▸ **What this task involves**
Starting at the line with "What's the underlying" and stopping at the final line, retype the data below exactly; do not carry over any pictures.

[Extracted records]

▼

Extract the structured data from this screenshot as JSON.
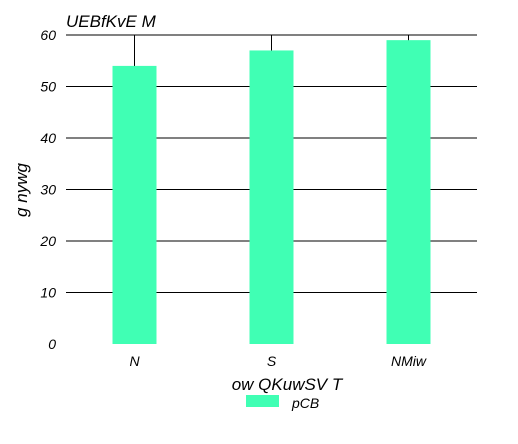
{
  "chart_data": {
    "type": "bar",
    "title": "UEBfKvE M",
    "xlabel": "ow  QKuwSV T",
    "ylabel": "g nywg",
    "categories": [
      "N",
      "S",
      "NMiw"
    ],
    "series": [
      {
        "name": "pCB",
        "values": [
          54,
          57,
          59
        ],
        "color": "#40ffb4"
      }
    ],
    "ylim": [
      0,
      60
    ],
    "yticks": [
      0,
      10,
      20,
      30,
      40,
      50,
      60
    ],
    "grid": true,
    "legend": "bottom-center"
  }
}
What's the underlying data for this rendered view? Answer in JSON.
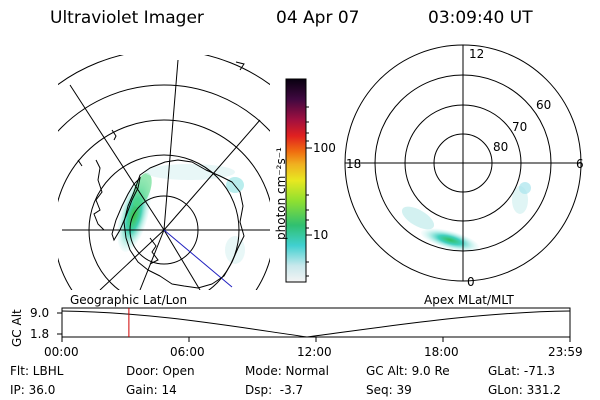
{
  "header": {
    "title": "Ultraviolet Imager",
    "date": "04 Apr 07",
    "time": "03:09:40 UT"
  },
  "colorbar": {
    "unit_label": "photon cm⁻²s⁻¹",
    "ticks": [
      "100",
      "10"
    ]
  },
  "geo_map": {
    "label": "Geographic Lat/Lon"
  },
  "polar": {
    "label": "Apex MLat/MLT",
    "lat_labels": [
      "60",
      "70",
      "80"
    ],
    "mlt_labels": [
      "12",
      "18",
      "6",
      "0"
    ]
  },
  "altitude": {
    "axis_title": "GC Alt",
    "ymax": "9.0",
    "ymin": "1.8",
    "time_ticks": [
      "00:00",
      "06:00",
      "12:00",
      "18:00",
      "23:59"
    ],
    "marker_time_hours": 3.16
  },
  "info": {
    "filter": "Flt: LBHL",
    "ip": "IP: 36.0",
    "door": "Door: Open",
    "gain": "Gain: 14",
    "mode": "Mode: Normal",
    "dsp": "Dsp:  -3.7",
    "gc_alt": "GC Alt: 9.0 Re",
    "seq": "Seq: 39",
    "glat": "GLat: -71.3",
    "glon": "GLon: 331.2"
  },
  "colors": {
    "marker": "#d00000",
    "track": "#2020c0"
  }
}
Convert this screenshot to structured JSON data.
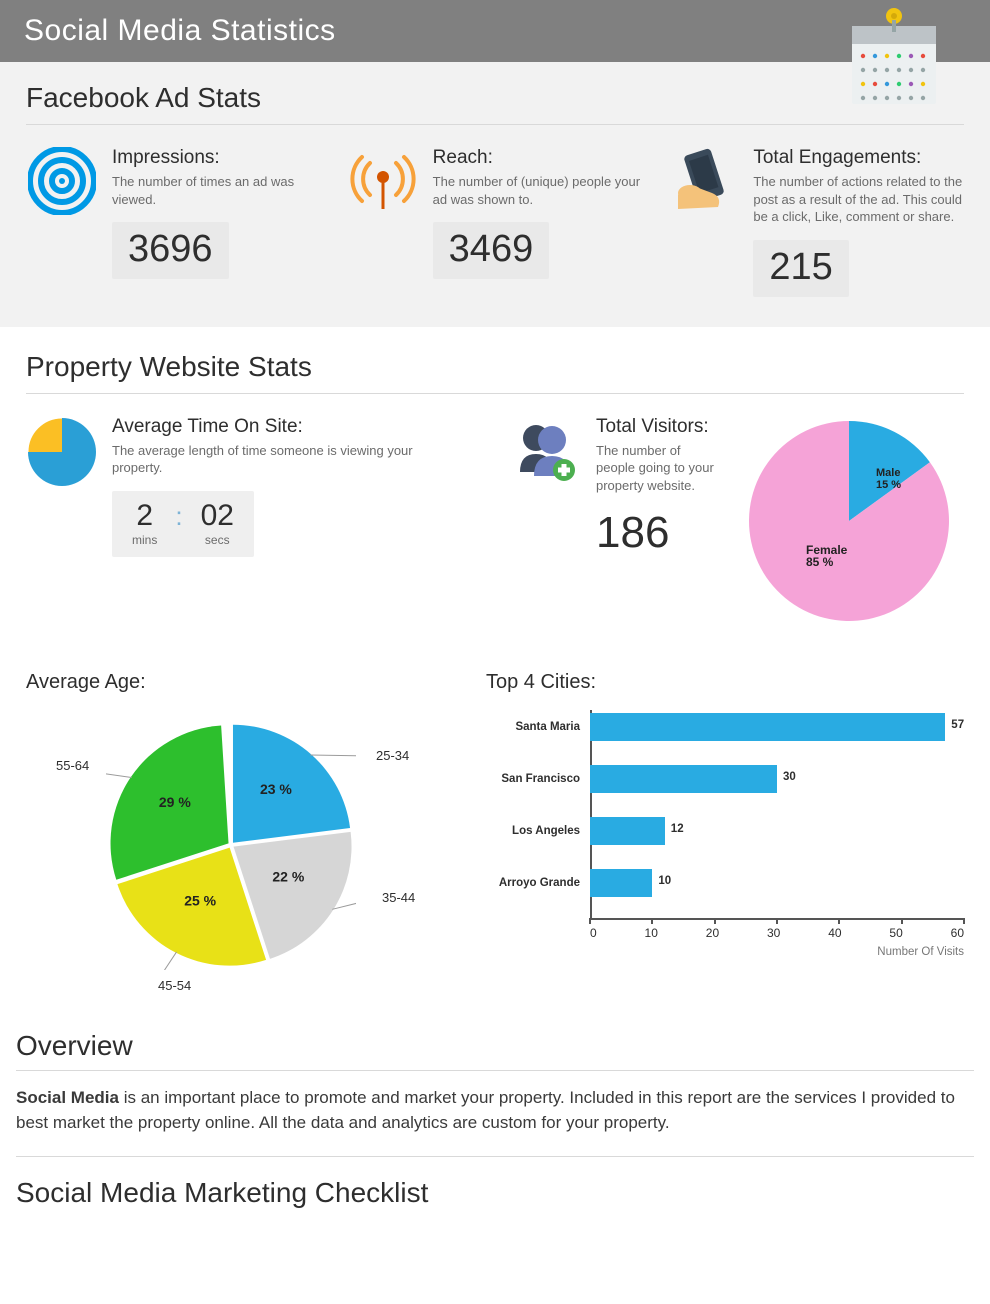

▲

▸ **Final result**
What's the underlying data for this rendered view? Answer in JSON.
{
  "header": {
    "title": "Ultraviolet Imager",
    "date": "04 Apr 07",
    "time": "03:09:40 UT"
  },
  "colorbar": {
    "unit_label": "photon cm⁻²s⁻¹",
    "ticks": [
      "100",
      "10"
    ]
  },
  "geo_map": {
    "label": "Geographic Lat/Lon"
  },
  "polar": {
    "label": "Apex MLat/MLT",
    "lat_labels": [
      "60",
      "70",
      "80"
    ],
    "mlt_labels": [
      "12",
      "18",
      "6",
      "0"
    ]
  },
  "altitude": {
    "axis_title": "GC Alt",
    "ymax": "9.0",
    "ymin": "1.8",
    "time_ticks": [
      "00:00",
      "06:00",
      "12:00",
      "18:00",
      "23:59"
    ],
    "marker_time_hours": 3.16
  },
  "info": {
    "filter": "Flt: LBHL",
    "ip": "IP: 36.0",
    "door": "Door: Open",
    "gain": "Gain: 14",
    "mode": "Mode: Normal",
    "dsp": "Dsp:  -3.7",
    "gc_alt": "GC Alt: 9.0 Re",
    "seq": "Seq: 39",
    "glat": "GLat: -71.3",
    "glon": "GLon: 331.2"
  },
  "colors": {
    "marker": "#d00000",
    "track": "#2020c0"
  }
}
Convert this screenshot to structured JSON data.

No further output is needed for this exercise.